### [Your task]
Your task is to print all of the material verbatim.

Items from a figure collection:
◇ ◇ ◇
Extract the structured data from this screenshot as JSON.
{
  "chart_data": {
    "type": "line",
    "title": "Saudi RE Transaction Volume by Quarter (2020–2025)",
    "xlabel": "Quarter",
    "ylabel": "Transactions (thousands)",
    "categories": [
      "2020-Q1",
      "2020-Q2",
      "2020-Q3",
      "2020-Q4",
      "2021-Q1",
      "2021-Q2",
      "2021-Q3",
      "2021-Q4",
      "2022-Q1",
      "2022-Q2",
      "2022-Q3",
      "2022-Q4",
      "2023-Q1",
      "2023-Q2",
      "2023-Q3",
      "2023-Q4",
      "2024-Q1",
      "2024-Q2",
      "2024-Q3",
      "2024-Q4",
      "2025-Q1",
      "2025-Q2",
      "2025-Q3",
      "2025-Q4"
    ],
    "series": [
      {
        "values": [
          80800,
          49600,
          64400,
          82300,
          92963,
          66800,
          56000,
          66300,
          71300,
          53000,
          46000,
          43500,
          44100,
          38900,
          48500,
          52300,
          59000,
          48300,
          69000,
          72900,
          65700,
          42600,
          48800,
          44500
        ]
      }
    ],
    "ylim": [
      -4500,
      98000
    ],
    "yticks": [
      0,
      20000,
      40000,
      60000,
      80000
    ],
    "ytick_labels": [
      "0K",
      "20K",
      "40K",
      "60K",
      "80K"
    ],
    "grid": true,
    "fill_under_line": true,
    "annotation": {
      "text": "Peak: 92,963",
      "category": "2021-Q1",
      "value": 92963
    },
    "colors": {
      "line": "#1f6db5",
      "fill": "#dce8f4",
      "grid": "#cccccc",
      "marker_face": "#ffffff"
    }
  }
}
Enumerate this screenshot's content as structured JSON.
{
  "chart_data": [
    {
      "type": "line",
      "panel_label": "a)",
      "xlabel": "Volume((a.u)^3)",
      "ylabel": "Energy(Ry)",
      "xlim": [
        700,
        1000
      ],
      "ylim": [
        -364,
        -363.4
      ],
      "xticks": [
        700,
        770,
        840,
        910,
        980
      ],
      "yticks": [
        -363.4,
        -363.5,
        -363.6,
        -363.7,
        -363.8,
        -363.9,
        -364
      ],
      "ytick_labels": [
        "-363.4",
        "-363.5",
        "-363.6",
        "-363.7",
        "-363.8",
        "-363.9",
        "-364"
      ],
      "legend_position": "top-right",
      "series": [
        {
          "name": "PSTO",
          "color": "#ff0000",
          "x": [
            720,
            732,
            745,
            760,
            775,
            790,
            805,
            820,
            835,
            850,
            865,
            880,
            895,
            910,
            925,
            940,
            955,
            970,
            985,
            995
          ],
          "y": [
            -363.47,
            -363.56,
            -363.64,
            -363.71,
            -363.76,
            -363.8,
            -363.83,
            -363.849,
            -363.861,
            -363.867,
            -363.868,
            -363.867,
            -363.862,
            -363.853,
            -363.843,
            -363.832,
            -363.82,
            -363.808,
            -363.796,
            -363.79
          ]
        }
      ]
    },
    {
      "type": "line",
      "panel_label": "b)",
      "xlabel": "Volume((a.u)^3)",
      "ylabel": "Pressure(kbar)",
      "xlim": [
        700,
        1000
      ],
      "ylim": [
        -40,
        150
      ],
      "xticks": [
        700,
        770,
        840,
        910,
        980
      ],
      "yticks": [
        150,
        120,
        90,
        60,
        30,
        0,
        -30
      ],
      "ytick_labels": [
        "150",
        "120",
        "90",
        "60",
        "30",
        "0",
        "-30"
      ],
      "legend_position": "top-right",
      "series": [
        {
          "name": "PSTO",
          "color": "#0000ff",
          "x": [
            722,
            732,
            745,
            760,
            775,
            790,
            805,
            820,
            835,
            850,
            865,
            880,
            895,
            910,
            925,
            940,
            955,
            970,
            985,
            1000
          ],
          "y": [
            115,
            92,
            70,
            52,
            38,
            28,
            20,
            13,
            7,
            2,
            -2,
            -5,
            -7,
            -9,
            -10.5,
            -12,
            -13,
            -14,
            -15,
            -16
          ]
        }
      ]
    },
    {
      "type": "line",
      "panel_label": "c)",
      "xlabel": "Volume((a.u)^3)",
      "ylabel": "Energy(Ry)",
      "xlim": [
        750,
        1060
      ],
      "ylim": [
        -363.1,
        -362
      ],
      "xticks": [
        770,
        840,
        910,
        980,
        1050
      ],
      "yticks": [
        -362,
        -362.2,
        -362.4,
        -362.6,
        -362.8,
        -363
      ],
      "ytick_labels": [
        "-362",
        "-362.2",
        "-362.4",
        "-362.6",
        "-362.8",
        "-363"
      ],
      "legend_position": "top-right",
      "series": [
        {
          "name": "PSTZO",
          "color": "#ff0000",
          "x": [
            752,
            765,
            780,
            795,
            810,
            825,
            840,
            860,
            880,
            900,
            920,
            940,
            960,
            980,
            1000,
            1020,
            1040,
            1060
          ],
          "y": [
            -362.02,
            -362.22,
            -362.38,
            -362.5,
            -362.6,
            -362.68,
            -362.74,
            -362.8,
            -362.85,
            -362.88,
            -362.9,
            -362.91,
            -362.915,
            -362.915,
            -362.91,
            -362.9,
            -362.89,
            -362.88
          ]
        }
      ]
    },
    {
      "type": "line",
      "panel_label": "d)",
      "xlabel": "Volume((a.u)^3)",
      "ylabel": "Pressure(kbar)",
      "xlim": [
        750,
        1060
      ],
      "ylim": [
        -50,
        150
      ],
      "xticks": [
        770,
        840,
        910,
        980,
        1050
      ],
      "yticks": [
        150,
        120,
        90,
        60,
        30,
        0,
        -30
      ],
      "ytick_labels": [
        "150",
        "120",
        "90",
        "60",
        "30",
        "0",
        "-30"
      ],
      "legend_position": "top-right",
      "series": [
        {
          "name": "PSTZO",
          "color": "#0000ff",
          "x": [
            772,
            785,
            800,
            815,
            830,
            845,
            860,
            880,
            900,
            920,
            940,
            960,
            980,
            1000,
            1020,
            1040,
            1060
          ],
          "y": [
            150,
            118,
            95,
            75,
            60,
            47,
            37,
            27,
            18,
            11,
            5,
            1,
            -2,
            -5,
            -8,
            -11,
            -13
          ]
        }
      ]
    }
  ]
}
◇ ◇ ◇
### [Expected answer]
Extract the structured data from this screenshot as JSON.
{
  "chart_data": {
    "type": "line",
    "title": "Saudi RE Transaction Volume by Quarter (2020–2025)",
    "xlabel": "Quarter",
    "ylabel": "Transactions (thousands)",
    "categories": [
      "2020-Q1",
      "2020-Q2",
      "2020-Q3",
      "2020-Q4",
      "2021-Q1",
      "2021-Q2",
      "2021-Q3",
      "2021-Q4",
      "2022-Q1",
      "2022-Q2",
      "2022-Q3",
      "2022-Q4",
      "2023-Q1",
      "2023-Q2",
      "2023-Q3",
      "2023-Q4",
      "2024-Q1",
      "2024-Q2",
      "2024-Q3",
      "2024-Q4",
      "2025-Q1",
      "2025-Q2",
      "2025-Q3",
      "2025-Q4"
    ],
    "series": [
      {
        "values": [
          80800,
          49600,
          64400,
          82300,
          92963,
          66800,
          56000,
          66300,
          71300,
          53000,
          46000,
          43500,
          44100,
          38900,
          48500,
          52300,
          59000,
          48300,
          69000,
          72900,
          65700,
          42600,
          48800,
          44500
        ]
      }
    ],
    "ylim": [
      -4500,
      98000
    ],
    "yticks": [
      0,
      20000,
      40000,
      60000,
      80000
    ],
    "ytick_labels": [
      "0K",
      "20K",
      "40K",
      "60K",
      "80K"
    ],
    "grid": true,
    "fill_under_line": true,
    "annotation": {
      "text": "Peak: 92,963",
      "category": "2021-Q1",
      "value": 92963
    },
    "colors": {
      "line": "#1f6db5",
      "fill": "#dce8f4",
      "grid": "#cccccc",
      "marker_face": "#ffffff"
    }
  }
}
Enumerate this screenshot's content as structured JSON.
{
  "chart_data": [
    {
      "type": "line",
      "panel_label": "a)",
      "xlabel": "Volume((a.u)^3)",
      "ylabel": "Energy(Ry)",
      "xlim": [
        700,
        1000
      ],
      "ylim": [
        -364,
        -363.4
      ],
      "xticks": [
        700,
        770,
        840,
        910,
        980
      ],
      "yticks": [
        -363.4,
        -363.5,
        -363.6,
        -363.7,
        -363.8,
        -363.9,
        -364
      ],
      "ytick_labels": [
        "-363.4",
        "-363.5",
        "-363.6",
        "-363.7",
        "-363.8",
        "-363.9",
        "-364"
      ],
      "legend_position": "top-right",
      "series": [
        {
          "name": "PSTO",
          "color": "#ff0000",
          "x": [
            720,
            732,
            745,
            760,
            775,
            790,
            805,
            820,
            835,
            850,
            865,
            880,
            895,
            910,
            925,
            940,
            955,
            970,
            985,
            995
          ],
          "y": [
            -363.47,
            -363.56,
            -363.64,
            -363.71,
            -363.76,
            -363.8,
            -363.83,
            -363.849,
            -363.861,
            -363.867,
            -363.868,
            -363.867,
            -363.862,
            -363.853,
            -363.843,
            -363.832,
            -363.82,
            -363.808,
            -363.796,
            -363.79
          ]
        }
      ]
    },
    {
      "type": "line",
      "panel_label": "b)",
      "xlabel": "Volume((a.u)^3)",
      "ylabel": "Pressure(kbar)",
      "xlim": [
        700,
        1000
      ],
      "ylim": [
        -40,
        150
      ],
      "xticks": [
        700,
        770,
        840,
        910,
        980
      ],
      "yticks": [
        150,
        120,
        90,
        60,
        30,
        0,
        -30
      ],
      "ytick_labels": [
        "150",
        "120",
        "90",
        "60",
        "30",
        "0",
        "-30"
      ],
      "legend_position": "top-right",
      "series": [
        {
          "name": "PSTO",
          "color": "#0000ff",
          "x": [
            722,
            732,
            745,
            760,
            775,
            790,
            805,
            820,
            835,
            850,
            865,
            880,
            895,
            910,
            925,
            940,
            955,
            970,
            985,
            1000
          ],
          "y": [
            115,
            92,
            70,
            52,
            38,
            28,
            20,
            13,
            7,
            2,
            -2,
            -5,
            -7,
            -9,
            -10.5,
            -12,
            -13,
            -14,
            -15,
            -16
          ]
        }
      ]
    },
    {
      "type": "line",
      "panel_label": "c)",
      "xlabel": "Volume((a.u)^3)",
      "ylabel": "Energy(Ry)",
      "xlim": [
        750,
        1060
      ],
      "ylim": [
        -363.1,
        -362
      ],
      "xticks": [
        770,
        840,
        910,
        980,
        1050
      ],
      "yticks": [
        -362,
        -362.2,
        -362.4,
        -362.6,
        -362.8,
        -363
      ],
      "ytick_labels": [
        "-362",
        "-362.2",
        "-362.4",
        "-362.6",
        "-362.8",
        "-363"
      ],
      "legend_position": "top-right",
      "series": [
        {
          "name": "PSTZO",
          "color": "#ff0000",
          "x": [
            752,
            765,
            780,
            795,
            810,
            825,
            840,
            860,
            880,
            900,
            920,
            940,
            960,
            980,
            1000,
            1020,
            1040,
            1060
          ],
          "y": [
            -362.02,
            -362.22,
            -362.38,
            -362.5,
            -362.6,
            -362.68,
            -362.74,
            -362.8,
            -362.85,
            -362.88,
            -362.9,
            -362.91,
            -362.915,
            -362.915,
            -362.91,
            -362.9,
            -362.89,
            -362.88
          ]
        }
      ]
    },
    {
      "type": "line",
      "panel_label": "d)",
      "xlabel": "Volume((a.u)^3)",
      "ylabel": "Pressure(kbar)",
      "xlim": [
        750,
        1060
      ],
      "ylim": [
        -50,
        150
      ],
      "xticks": [
        770,
        840,
        910,
        980,
        1050
      ],
      "yticks": [
        150,
        120,
        90,
        60,
        30,
        0,
        -30
      ],
      "ytick_labels": [
        "150",
        "120",
        "90",
        "60",
        "30",
        "0",
        "-30"
      ],
      "legend_position": "top-right",
      "series": [
        {
          "name": "PSTZO",
          "color": "#0000ff",
          "x": [
            772,
            785,
            800,
            815,
            830,
            845,
            860,
            880,
            900,
            920,
            940,
            960,
            980,
            1000,
            1020,
            1040,
            1060
          ],
          "y": [
            150,
            118,
            95,
            75,
            60,
            47,
            37,
            27,
            18,
            11,
            5,
            1,
            -2,
            -5,
            -8,
            -11,
            -13
          ]
        }
      ]
    }
  ]
}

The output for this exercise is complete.